> **SUPPLIED MATERIAL**:

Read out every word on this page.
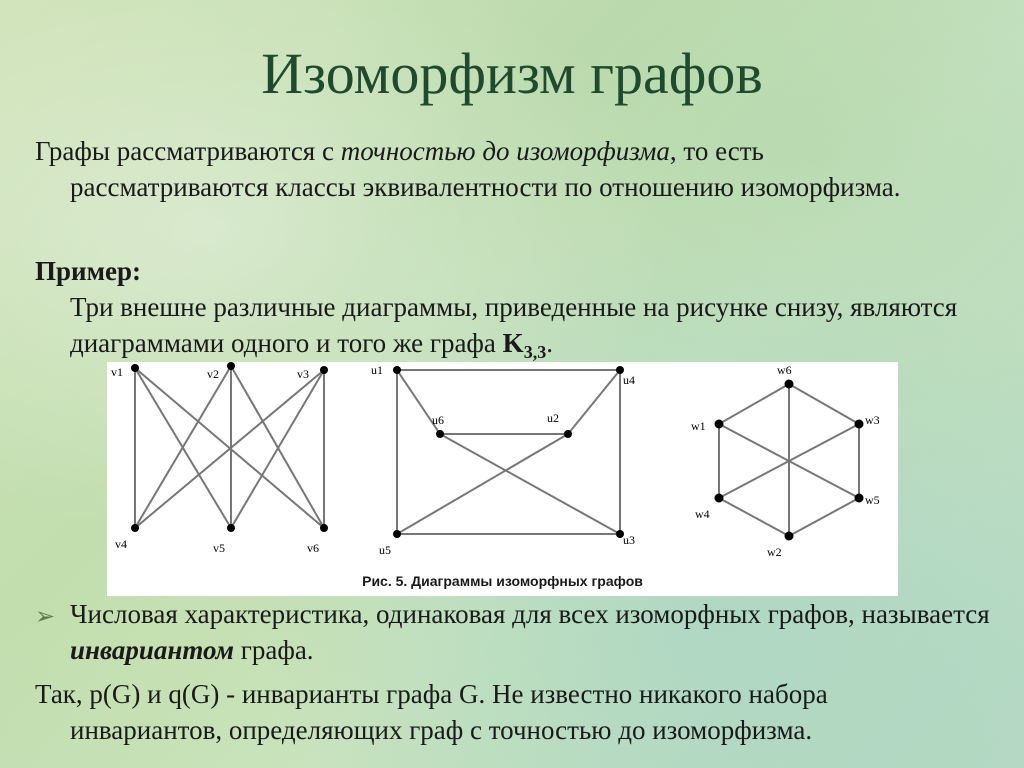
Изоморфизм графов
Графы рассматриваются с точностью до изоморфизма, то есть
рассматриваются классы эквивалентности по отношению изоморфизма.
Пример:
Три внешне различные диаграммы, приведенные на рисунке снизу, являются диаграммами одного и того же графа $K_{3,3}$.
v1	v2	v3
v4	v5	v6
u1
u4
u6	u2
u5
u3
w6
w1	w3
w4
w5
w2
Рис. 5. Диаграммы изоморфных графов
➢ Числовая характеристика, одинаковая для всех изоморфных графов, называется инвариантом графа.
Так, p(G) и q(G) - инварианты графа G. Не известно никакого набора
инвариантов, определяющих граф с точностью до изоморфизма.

==

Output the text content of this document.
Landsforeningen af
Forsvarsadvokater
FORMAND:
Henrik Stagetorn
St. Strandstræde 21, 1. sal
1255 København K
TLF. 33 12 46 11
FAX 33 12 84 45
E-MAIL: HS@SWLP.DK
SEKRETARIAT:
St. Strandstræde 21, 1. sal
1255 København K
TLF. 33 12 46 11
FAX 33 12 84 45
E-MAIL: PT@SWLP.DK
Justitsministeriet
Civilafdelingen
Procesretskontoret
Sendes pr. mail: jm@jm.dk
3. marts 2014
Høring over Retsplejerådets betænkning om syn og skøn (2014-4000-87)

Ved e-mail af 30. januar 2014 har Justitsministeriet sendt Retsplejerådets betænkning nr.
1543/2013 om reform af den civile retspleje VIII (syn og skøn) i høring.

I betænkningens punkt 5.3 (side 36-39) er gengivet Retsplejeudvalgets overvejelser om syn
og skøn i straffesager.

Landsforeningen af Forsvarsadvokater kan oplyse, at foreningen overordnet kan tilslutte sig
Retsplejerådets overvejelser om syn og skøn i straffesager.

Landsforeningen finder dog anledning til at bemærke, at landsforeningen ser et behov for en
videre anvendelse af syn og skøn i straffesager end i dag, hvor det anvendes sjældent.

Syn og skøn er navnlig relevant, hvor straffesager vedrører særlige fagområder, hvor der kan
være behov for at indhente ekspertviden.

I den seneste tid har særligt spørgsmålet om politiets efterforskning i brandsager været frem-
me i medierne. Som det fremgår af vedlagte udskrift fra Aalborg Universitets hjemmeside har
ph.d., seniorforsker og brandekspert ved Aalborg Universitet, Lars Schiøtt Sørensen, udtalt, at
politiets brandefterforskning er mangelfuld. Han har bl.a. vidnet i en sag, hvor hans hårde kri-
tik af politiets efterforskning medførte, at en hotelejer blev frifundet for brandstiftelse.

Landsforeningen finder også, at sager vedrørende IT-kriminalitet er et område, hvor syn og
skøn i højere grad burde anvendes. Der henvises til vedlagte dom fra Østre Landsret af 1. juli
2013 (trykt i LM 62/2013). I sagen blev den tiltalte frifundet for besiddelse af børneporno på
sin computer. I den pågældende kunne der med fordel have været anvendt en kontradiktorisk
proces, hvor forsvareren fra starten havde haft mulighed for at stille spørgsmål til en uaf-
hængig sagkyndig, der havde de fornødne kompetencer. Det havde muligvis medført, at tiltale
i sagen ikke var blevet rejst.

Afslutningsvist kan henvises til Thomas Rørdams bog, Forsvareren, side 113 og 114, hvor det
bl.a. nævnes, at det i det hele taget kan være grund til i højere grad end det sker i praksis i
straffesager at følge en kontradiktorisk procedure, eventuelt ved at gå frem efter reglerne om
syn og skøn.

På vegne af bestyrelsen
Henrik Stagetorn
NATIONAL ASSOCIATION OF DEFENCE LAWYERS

...

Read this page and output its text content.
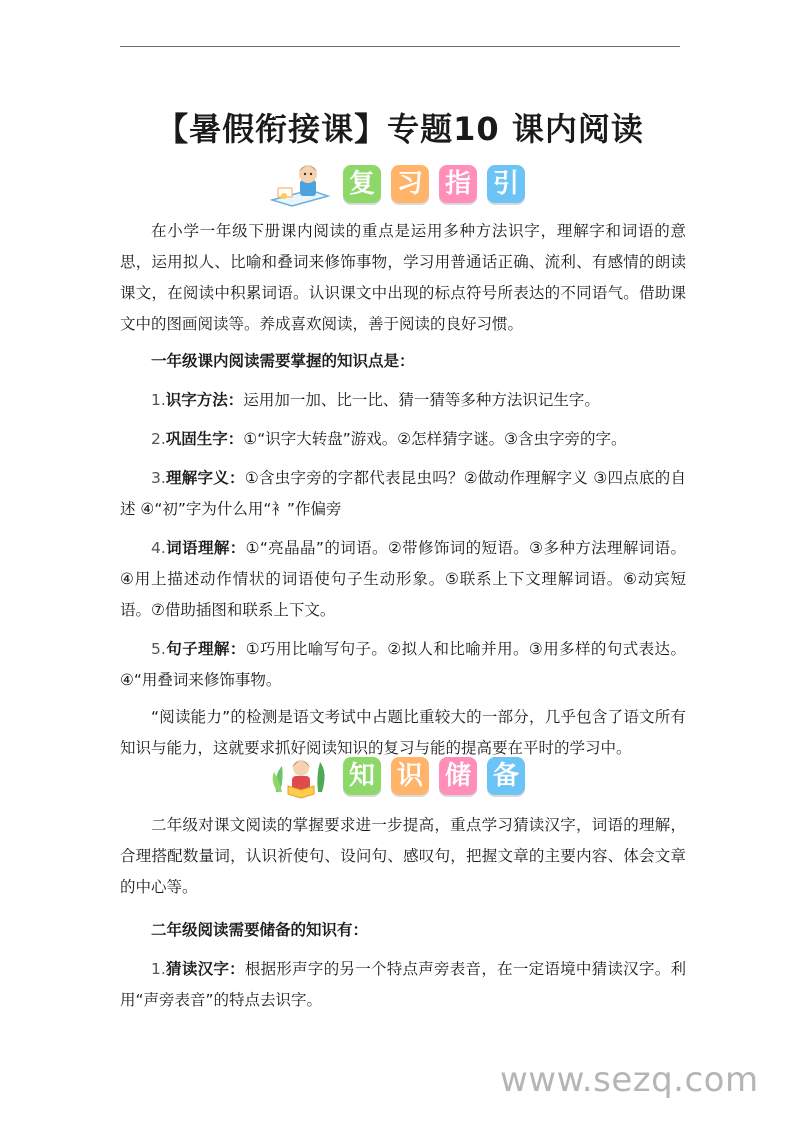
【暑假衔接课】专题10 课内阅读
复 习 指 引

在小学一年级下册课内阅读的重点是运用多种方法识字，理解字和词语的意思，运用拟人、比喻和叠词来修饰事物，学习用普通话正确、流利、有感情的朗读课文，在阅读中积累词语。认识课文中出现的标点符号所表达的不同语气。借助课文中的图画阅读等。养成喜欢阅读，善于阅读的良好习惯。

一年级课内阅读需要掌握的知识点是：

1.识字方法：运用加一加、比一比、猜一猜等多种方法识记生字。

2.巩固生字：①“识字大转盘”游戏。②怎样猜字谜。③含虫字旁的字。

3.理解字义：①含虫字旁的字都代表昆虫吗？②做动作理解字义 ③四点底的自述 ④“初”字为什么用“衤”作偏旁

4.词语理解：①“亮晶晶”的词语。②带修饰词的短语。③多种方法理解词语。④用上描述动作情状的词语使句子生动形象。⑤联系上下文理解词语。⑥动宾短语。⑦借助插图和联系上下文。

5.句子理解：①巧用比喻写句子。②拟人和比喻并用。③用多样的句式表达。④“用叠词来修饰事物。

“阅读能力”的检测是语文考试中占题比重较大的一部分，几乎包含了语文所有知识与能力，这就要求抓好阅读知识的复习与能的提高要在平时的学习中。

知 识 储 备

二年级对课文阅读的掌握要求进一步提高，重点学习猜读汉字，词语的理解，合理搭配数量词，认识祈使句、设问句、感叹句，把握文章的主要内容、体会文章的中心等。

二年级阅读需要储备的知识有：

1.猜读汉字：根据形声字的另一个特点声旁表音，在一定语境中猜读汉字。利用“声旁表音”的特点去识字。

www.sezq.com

> **REQUIREMENTS**:
Write the number of lines containing the word "page" and nothing besides it.

> **RESULT BELOW**:
2